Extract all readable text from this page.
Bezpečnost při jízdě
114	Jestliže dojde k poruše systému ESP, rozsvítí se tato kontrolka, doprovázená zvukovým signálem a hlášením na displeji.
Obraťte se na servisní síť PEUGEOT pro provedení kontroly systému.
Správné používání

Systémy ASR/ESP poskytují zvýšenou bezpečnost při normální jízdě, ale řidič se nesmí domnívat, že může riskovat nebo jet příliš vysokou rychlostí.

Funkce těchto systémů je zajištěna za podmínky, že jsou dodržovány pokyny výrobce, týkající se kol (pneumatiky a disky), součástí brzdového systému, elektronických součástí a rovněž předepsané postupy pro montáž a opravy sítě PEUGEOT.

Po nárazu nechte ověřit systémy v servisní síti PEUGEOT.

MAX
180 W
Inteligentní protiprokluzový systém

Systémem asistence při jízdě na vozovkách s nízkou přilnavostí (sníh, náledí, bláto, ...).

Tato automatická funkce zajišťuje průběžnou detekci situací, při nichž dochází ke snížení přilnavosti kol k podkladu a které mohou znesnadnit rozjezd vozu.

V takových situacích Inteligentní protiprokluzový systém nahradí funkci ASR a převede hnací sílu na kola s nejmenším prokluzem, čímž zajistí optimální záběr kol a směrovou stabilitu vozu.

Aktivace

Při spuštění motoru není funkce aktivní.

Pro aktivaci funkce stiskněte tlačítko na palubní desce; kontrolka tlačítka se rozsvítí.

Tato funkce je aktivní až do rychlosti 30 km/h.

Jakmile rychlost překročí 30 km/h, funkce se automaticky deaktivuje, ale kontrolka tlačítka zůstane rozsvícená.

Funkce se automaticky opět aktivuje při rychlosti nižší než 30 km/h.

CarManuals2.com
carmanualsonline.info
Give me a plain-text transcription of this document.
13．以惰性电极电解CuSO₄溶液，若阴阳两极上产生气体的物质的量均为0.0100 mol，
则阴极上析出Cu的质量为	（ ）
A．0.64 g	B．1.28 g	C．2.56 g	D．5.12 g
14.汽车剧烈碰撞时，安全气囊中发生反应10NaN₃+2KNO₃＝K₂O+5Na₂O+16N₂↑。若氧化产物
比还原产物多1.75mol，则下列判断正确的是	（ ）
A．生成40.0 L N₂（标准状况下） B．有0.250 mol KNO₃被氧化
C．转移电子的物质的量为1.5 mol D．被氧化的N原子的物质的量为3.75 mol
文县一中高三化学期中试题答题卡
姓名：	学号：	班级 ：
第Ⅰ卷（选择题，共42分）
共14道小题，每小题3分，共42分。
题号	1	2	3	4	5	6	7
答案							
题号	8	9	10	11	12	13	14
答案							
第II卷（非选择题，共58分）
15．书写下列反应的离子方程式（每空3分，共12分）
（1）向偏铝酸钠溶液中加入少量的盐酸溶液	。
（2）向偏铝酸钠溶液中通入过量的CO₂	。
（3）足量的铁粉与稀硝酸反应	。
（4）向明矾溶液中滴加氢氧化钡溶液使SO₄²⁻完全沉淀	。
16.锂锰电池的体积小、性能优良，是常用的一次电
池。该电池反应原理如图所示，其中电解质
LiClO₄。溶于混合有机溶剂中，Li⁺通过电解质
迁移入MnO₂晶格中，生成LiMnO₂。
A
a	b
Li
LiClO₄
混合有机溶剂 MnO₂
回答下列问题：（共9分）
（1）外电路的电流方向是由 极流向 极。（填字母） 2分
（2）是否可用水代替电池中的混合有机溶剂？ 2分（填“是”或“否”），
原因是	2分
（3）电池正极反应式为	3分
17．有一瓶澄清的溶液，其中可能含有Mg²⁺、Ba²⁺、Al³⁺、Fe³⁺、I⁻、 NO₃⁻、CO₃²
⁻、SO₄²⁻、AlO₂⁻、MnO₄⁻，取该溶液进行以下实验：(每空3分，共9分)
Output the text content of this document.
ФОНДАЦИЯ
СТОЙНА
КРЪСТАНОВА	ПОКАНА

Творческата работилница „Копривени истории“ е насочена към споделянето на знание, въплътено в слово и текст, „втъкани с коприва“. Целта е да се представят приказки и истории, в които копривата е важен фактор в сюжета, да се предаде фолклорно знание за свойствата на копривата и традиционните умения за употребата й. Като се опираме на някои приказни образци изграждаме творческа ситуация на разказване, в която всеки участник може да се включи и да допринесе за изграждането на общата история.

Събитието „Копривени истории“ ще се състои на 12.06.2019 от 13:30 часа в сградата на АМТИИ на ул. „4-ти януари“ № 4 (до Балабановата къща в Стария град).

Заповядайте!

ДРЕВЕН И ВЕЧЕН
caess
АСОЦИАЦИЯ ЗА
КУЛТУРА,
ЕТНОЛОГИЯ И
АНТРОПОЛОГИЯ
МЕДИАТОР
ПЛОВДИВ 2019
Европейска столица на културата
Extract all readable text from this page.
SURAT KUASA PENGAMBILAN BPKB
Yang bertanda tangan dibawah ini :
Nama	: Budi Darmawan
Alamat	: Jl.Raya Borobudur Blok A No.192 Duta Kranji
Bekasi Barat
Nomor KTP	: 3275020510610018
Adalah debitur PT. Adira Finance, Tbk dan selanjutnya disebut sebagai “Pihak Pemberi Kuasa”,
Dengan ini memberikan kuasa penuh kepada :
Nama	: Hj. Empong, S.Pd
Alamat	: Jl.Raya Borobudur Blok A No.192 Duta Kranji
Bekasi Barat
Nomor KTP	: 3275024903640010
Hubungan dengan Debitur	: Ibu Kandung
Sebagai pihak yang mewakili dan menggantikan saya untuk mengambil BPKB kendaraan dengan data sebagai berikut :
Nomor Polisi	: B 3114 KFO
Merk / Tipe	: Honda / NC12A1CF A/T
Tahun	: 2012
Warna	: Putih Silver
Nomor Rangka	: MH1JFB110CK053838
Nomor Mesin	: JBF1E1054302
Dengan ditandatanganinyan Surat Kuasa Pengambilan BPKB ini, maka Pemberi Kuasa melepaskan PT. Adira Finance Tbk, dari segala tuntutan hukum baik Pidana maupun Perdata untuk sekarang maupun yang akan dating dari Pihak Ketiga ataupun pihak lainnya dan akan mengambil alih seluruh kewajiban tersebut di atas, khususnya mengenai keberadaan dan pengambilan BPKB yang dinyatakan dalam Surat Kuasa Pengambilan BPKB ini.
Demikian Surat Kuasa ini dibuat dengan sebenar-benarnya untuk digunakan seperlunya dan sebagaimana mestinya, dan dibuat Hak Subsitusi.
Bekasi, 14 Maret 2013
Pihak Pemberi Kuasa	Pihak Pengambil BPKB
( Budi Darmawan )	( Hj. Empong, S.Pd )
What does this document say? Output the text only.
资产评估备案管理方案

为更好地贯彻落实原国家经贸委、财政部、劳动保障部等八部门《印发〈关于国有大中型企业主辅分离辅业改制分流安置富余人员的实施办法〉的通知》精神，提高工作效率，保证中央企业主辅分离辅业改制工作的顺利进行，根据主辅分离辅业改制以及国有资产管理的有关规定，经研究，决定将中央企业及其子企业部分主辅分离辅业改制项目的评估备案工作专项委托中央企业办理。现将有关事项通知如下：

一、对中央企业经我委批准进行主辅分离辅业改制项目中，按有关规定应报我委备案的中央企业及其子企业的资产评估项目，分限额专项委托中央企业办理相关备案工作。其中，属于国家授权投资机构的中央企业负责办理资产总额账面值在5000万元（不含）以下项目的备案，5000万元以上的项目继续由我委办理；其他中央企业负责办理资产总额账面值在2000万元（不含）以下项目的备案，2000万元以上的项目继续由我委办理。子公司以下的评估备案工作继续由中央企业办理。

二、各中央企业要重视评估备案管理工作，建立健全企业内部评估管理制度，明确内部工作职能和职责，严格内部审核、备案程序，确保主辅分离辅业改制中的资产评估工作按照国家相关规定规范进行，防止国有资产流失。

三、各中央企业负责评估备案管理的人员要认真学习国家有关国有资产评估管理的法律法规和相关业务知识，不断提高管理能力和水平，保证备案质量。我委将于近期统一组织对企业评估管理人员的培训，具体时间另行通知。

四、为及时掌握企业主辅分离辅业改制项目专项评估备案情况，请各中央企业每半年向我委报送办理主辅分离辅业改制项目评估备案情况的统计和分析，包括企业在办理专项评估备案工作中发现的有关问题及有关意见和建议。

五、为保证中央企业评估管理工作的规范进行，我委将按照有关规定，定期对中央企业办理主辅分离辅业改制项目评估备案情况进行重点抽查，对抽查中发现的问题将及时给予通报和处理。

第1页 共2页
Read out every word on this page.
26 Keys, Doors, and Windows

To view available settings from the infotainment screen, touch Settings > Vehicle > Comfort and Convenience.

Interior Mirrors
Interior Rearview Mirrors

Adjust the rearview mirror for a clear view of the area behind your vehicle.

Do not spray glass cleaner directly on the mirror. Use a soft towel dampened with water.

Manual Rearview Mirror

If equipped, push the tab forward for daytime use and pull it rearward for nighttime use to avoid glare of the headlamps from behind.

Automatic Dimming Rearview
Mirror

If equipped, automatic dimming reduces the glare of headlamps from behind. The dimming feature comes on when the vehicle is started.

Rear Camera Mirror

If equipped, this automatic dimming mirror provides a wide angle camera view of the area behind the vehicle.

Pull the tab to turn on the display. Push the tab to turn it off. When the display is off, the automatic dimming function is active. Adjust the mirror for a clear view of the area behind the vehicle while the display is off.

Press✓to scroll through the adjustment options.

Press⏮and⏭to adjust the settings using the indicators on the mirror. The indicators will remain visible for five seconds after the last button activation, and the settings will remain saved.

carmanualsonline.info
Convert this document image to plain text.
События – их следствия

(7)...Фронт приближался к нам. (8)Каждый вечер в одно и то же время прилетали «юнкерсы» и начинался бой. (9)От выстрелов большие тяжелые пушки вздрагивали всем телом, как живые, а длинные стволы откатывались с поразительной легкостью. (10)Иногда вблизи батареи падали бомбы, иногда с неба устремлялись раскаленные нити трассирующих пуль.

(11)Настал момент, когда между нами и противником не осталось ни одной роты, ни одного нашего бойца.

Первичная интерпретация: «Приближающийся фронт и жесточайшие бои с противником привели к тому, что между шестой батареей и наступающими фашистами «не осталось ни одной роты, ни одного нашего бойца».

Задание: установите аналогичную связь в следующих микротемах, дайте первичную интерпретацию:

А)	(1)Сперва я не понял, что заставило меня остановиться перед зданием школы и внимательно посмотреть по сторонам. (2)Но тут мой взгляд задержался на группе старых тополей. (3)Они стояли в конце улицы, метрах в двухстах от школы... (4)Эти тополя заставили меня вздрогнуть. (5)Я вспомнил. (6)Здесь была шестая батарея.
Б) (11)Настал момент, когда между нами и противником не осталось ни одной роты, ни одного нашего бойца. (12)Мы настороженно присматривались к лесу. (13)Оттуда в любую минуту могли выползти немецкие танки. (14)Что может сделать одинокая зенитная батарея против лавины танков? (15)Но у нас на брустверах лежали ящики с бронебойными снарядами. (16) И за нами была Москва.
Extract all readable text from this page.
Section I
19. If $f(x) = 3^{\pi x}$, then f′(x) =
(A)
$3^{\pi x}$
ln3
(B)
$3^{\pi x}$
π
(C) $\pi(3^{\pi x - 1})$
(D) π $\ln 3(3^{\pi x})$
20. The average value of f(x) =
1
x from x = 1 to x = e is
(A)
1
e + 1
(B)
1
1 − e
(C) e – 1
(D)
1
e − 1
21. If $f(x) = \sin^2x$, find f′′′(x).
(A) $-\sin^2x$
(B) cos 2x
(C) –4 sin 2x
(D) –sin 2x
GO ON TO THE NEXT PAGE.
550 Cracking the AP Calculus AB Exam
#####
Task to carry out: From the listing above, copy out each line where the word "text" appears.

Written response:
Extract all readable text from this page.
Give me a plain-text transcription of this document.
Output the text content of this document.
Extract all readable text from this page.
What does this document say? Output the text only.
Convert this document image to plain text.
Extract all readable text from this page.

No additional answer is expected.